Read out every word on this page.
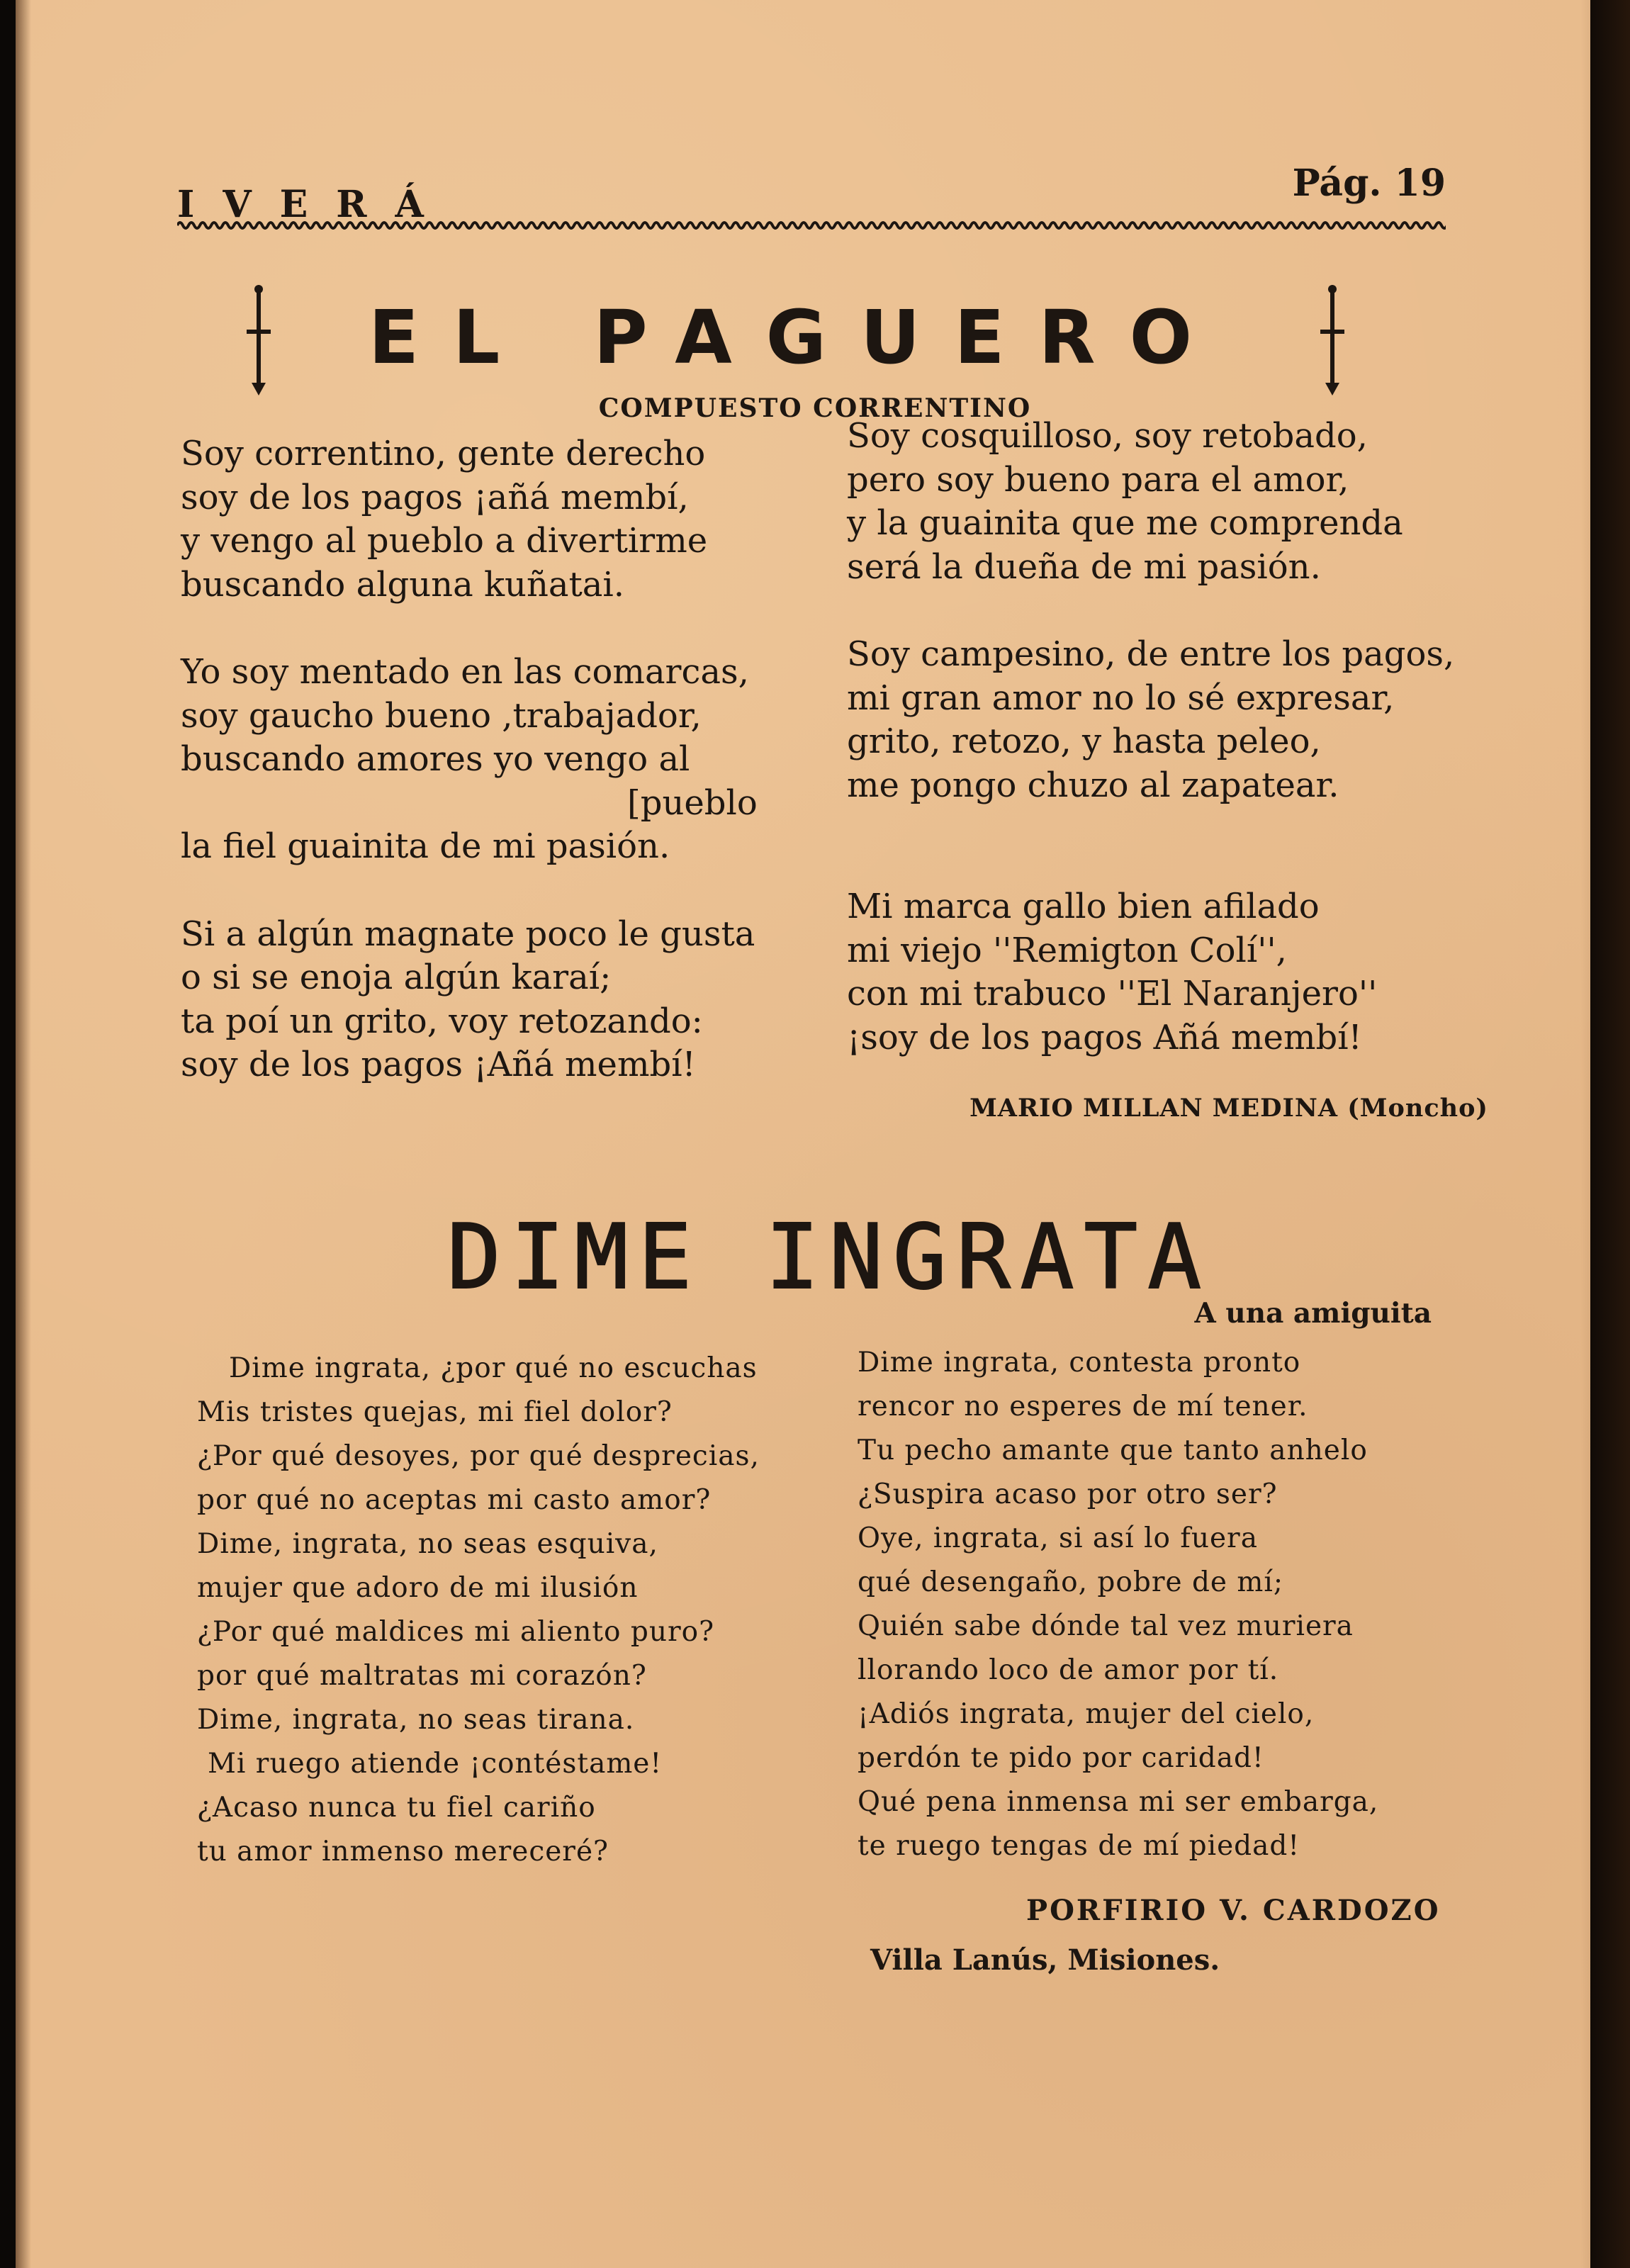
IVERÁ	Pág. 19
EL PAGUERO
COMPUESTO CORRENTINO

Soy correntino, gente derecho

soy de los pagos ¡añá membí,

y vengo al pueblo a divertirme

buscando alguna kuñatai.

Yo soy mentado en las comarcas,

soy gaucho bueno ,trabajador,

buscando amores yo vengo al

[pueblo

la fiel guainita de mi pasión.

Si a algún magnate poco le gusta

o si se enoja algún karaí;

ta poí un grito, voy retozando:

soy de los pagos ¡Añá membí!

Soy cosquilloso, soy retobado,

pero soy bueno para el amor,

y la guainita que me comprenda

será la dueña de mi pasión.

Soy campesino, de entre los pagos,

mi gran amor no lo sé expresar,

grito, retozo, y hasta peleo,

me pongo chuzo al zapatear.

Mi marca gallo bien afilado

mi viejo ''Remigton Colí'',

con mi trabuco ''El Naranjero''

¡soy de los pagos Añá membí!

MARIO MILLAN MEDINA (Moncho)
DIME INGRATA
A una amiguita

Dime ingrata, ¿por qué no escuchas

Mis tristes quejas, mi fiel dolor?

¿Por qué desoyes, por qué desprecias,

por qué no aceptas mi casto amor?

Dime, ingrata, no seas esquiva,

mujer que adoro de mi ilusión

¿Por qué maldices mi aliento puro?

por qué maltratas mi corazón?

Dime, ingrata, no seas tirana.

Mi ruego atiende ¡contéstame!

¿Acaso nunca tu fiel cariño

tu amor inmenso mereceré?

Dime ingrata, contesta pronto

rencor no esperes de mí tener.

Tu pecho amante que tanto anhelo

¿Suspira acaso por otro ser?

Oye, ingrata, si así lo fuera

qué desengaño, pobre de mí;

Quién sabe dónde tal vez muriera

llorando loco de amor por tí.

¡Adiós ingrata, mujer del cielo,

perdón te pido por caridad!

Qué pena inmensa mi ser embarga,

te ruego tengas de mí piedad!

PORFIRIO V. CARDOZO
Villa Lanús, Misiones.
________________
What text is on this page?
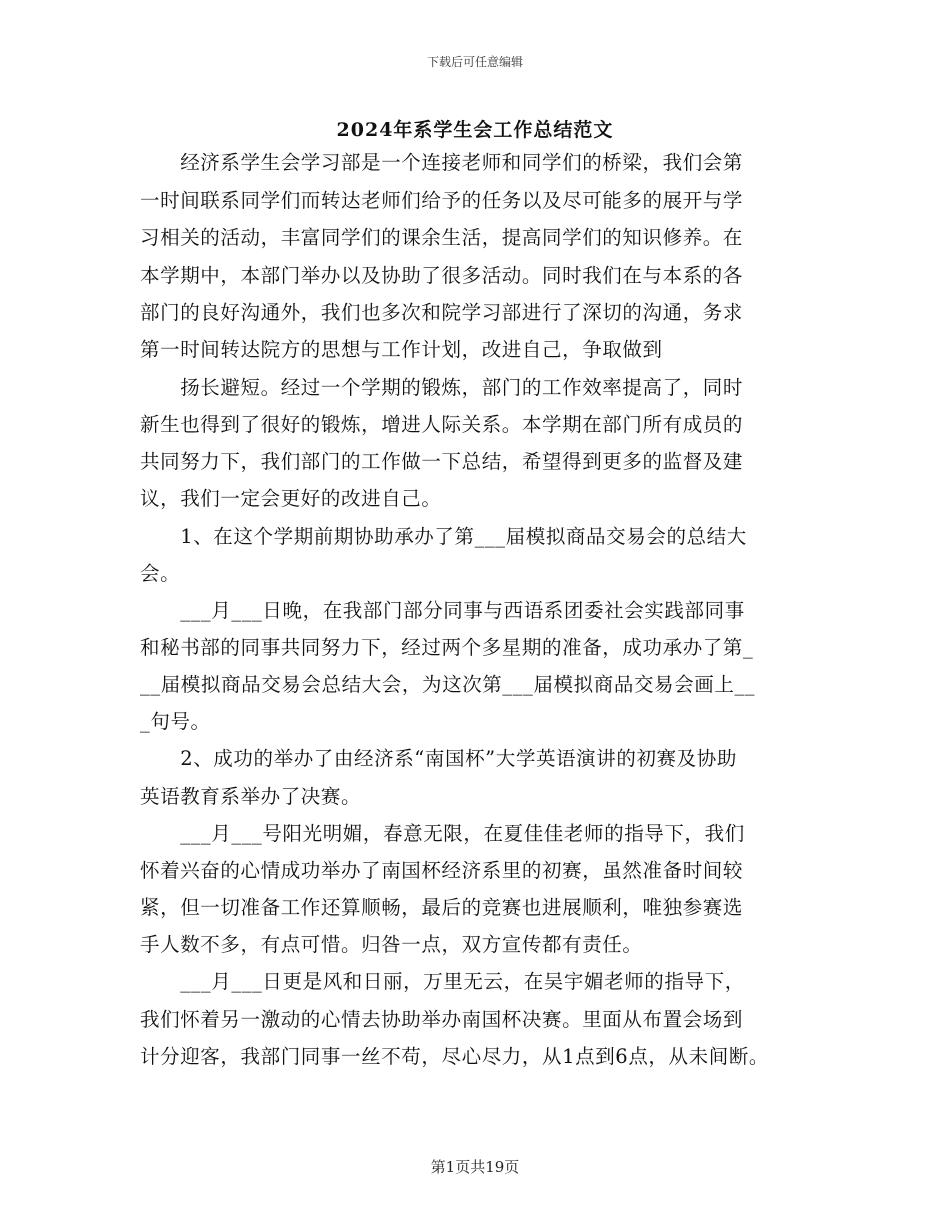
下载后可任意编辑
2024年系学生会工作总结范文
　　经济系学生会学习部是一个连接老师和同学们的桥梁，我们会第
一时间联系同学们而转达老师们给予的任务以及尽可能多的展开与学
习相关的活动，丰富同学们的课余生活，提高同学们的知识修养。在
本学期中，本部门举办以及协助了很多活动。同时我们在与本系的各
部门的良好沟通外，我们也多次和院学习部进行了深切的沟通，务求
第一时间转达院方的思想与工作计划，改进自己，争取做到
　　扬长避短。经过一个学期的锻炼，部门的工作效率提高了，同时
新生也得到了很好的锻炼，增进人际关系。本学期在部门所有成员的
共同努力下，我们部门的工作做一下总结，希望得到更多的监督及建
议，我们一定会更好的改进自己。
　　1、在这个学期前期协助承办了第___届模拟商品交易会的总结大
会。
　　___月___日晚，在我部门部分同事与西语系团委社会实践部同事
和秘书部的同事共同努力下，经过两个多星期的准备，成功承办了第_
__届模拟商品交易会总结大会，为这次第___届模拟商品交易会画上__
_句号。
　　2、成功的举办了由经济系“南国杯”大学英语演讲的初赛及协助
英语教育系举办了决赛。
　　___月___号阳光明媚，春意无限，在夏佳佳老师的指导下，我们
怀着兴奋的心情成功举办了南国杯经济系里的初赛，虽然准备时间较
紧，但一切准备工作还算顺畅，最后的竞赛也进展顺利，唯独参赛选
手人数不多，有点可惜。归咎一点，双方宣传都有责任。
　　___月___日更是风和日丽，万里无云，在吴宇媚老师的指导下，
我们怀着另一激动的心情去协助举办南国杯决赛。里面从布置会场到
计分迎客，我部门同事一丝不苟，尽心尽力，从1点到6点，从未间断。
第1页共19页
________________
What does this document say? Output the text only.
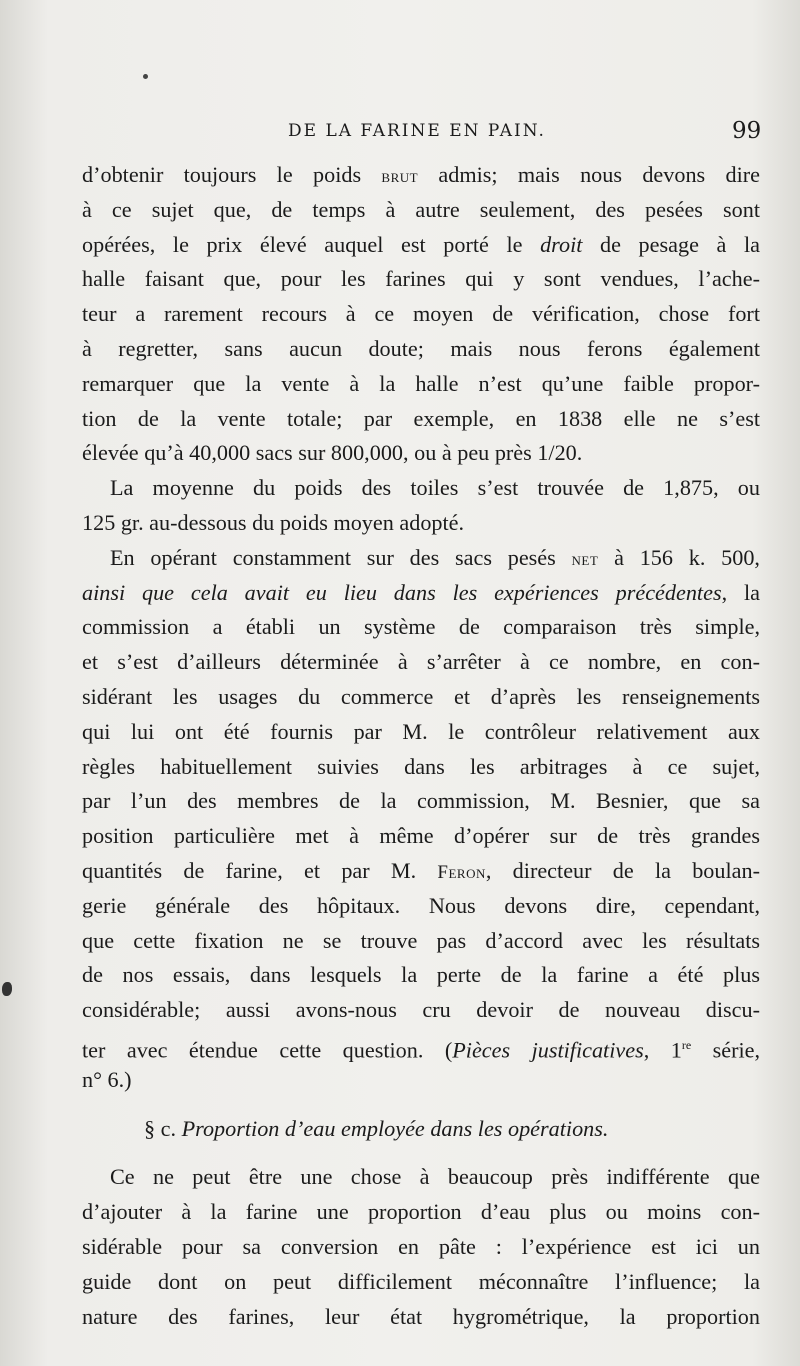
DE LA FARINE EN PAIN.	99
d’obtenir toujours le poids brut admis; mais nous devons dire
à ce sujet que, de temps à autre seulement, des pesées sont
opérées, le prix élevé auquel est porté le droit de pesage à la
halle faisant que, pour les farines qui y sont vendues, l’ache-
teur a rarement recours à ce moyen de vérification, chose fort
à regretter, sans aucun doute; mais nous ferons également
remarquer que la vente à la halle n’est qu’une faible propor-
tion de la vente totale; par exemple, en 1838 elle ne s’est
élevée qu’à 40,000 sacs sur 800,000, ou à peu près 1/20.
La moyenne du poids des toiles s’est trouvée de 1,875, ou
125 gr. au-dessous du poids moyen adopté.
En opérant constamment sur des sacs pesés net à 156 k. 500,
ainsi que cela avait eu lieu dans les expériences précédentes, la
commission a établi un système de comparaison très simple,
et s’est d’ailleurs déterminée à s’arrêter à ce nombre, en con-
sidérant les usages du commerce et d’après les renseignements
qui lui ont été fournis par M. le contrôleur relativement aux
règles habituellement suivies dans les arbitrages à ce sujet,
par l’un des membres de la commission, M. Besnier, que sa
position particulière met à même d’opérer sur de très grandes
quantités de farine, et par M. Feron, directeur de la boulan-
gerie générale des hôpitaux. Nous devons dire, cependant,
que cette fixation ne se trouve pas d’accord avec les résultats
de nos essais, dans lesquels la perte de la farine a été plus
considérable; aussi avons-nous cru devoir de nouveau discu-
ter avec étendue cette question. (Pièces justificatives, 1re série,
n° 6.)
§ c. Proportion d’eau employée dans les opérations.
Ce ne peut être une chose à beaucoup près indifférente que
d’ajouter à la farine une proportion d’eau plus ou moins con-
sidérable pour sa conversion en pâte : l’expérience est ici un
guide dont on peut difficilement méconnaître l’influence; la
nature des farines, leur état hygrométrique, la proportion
________________
◆ **Given instruction**: Examine the records and pull out every line where the string "seas" occurs.

◆ **Exercise solution**:
Dime, ingrata, no seas esquiva,
Dime, ingrata, no seas tirana.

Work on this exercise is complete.